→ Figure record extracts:
[Start]
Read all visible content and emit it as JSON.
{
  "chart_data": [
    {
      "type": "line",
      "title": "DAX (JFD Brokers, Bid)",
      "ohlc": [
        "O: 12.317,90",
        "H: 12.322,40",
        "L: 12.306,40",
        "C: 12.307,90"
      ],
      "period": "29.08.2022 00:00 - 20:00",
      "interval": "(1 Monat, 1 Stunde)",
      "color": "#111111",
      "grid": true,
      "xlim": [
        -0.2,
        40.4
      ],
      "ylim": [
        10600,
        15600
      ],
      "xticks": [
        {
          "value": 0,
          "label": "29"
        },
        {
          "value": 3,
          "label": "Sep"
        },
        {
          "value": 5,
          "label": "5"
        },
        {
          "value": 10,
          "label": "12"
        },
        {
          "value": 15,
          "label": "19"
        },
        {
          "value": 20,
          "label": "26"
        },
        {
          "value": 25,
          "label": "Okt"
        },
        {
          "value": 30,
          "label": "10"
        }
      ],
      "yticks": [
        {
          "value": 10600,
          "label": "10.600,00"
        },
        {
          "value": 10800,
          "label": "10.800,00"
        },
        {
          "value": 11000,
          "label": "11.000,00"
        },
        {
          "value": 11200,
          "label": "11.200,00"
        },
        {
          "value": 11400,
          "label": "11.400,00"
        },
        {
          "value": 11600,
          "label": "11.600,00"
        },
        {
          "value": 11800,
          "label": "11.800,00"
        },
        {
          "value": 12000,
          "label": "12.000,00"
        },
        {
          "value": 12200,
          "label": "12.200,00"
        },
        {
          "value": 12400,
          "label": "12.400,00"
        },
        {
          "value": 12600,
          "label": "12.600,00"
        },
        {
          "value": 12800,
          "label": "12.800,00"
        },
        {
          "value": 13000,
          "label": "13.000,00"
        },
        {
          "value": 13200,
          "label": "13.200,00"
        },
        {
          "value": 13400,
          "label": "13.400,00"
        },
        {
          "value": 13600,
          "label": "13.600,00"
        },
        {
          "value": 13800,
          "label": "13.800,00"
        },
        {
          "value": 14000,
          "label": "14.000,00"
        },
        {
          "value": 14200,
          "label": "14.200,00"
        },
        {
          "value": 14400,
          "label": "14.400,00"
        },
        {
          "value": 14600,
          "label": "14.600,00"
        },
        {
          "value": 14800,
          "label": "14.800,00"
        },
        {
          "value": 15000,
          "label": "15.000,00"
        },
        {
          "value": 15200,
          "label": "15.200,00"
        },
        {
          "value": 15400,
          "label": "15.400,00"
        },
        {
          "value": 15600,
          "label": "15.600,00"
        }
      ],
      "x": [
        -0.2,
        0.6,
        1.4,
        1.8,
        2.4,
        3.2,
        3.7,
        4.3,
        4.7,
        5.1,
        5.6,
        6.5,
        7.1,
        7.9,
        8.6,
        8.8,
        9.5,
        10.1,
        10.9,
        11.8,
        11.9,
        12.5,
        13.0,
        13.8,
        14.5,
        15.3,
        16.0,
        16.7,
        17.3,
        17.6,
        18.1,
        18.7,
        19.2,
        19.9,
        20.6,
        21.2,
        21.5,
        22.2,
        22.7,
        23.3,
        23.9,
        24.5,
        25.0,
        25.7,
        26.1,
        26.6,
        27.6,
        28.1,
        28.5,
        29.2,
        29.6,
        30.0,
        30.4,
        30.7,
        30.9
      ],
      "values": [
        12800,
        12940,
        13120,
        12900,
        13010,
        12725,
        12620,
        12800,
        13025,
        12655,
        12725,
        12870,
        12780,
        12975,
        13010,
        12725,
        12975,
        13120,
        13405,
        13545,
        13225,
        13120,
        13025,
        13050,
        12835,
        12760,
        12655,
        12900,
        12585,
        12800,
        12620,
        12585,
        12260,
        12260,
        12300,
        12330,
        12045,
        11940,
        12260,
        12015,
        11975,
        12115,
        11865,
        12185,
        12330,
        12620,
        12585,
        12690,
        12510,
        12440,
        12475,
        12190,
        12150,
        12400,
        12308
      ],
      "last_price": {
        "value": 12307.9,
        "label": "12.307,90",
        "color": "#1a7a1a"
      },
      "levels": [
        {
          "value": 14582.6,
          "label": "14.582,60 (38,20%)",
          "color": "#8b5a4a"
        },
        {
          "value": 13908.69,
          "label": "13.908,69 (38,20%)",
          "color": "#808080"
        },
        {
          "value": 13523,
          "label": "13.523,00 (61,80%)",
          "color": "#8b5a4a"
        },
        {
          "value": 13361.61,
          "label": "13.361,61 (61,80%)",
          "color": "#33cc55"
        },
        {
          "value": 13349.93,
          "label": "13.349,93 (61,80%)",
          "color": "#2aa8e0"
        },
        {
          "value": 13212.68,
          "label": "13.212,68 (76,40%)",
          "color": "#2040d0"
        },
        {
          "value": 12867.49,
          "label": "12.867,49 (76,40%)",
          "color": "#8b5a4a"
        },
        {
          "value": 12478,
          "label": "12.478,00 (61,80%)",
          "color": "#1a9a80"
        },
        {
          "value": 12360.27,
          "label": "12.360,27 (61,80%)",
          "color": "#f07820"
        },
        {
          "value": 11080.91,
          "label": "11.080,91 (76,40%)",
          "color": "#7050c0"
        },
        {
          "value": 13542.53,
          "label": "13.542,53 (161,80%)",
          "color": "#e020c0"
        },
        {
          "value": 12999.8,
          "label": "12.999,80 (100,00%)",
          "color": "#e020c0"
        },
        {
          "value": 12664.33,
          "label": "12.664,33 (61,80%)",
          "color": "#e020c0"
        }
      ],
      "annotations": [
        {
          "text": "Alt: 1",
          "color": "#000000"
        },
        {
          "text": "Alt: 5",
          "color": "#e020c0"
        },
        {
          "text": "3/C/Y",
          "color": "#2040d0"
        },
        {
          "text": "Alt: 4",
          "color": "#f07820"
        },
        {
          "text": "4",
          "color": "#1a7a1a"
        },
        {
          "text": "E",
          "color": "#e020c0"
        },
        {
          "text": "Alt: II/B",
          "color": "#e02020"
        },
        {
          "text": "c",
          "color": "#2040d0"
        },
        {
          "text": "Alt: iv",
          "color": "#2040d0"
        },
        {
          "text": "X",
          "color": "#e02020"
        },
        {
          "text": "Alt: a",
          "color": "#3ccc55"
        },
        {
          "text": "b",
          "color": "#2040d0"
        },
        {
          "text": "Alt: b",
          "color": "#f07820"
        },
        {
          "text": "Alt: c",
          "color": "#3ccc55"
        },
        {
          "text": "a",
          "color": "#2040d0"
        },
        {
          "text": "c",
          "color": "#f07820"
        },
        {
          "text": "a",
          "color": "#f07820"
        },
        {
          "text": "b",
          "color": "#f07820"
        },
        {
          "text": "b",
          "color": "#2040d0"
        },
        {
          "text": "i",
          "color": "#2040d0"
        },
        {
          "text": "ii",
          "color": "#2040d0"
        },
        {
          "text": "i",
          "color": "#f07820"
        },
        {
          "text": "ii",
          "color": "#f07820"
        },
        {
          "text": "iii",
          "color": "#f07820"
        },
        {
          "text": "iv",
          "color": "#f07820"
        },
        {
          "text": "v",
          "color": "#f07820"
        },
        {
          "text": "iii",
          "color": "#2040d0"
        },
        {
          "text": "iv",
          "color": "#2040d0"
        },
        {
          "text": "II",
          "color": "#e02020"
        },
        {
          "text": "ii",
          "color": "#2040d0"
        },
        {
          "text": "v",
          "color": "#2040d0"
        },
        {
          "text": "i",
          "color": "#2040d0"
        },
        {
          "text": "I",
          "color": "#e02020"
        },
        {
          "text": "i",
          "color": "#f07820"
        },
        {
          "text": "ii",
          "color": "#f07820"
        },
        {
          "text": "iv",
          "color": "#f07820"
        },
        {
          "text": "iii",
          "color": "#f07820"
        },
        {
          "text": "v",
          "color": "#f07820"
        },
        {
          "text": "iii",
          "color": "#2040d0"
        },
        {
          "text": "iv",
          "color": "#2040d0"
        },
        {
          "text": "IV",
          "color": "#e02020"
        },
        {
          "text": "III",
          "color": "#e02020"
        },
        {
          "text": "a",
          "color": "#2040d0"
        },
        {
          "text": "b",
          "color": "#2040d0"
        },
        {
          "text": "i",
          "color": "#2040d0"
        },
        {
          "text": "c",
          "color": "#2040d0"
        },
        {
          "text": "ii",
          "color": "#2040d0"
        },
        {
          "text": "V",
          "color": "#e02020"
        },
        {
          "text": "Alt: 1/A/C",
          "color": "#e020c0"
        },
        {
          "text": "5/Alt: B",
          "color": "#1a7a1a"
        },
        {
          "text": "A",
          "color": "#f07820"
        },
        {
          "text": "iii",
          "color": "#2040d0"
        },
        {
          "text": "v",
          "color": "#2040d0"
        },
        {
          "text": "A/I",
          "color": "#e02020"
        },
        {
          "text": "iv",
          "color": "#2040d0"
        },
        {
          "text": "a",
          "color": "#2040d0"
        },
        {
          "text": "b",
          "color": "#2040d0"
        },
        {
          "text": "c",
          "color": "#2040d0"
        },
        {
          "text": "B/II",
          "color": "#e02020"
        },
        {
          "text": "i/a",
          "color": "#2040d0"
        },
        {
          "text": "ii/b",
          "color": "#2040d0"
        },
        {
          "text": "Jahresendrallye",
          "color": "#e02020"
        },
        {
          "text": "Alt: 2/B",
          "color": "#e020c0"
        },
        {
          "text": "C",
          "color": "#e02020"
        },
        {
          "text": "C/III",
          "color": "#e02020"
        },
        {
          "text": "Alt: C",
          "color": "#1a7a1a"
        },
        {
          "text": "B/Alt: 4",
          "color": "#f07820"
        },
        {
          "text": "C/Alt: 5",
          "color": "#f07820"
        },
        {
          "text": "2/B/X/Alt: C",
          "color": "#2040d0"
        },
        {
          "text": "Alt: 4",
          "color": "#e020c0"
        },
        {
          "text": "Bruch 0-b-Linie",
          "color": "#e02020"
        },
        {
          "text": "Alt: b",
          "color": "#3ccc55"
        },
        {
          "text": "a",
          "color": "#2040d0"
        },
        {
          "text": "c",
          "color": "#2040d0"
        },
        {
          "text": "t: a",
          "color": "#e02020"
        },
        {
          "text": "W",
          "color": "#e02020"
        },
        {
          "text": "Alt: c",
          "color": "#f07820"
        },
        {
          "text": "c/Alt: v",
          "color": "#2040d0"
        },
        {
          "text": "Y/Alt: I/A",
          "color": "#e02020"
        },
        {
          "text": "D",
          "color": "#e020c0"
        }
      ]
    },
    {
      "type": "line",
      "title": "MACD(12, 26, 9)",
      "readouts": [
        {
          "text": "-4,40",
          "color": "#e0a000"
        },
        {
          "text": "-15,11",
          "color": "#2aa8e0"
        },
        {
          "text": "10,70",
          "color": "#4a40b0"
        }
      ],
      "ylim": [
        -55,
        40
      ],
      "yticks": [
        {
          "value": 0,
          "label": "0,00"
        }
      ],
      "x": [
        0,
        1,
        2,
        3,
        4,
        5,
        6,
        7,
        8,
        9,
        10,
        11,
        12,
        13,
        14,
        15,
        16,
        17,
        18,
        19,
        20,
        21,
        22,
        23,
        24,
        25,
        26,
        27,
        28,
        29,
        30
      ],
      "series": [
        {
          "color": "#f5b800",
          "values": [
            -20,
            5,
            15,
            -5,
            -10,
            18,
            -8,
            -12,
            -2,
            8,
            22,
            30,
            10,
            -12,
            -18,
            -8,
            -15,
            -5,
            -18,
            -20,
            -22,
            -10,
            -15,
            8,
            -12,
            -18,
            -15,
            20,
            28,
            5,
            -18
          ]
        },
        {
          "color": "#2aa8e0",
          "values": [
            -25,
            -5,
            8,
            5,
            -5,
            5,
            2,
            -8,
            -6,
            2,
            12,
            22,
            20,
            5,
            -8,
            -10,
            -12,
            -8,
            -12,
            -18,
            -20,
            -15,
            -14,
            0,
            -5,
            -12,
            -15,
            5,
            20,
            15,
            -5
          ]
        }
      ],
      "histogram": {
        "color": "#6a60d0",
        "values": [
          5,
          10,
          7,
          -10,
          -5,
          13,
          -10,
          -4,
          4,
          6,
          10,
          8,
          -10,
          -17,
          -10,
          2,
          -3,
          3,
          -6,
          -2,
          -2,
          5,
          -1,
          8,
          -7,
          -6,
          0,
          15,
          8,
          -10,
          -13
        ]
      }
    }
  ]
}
[End]
Show the lines of the data that hold the word "title".

→ EXERCISE OUTPUT:
      "title": "DAX (JFD Brokers, Bid)",
      "title": "MACD(12, 26, 9)",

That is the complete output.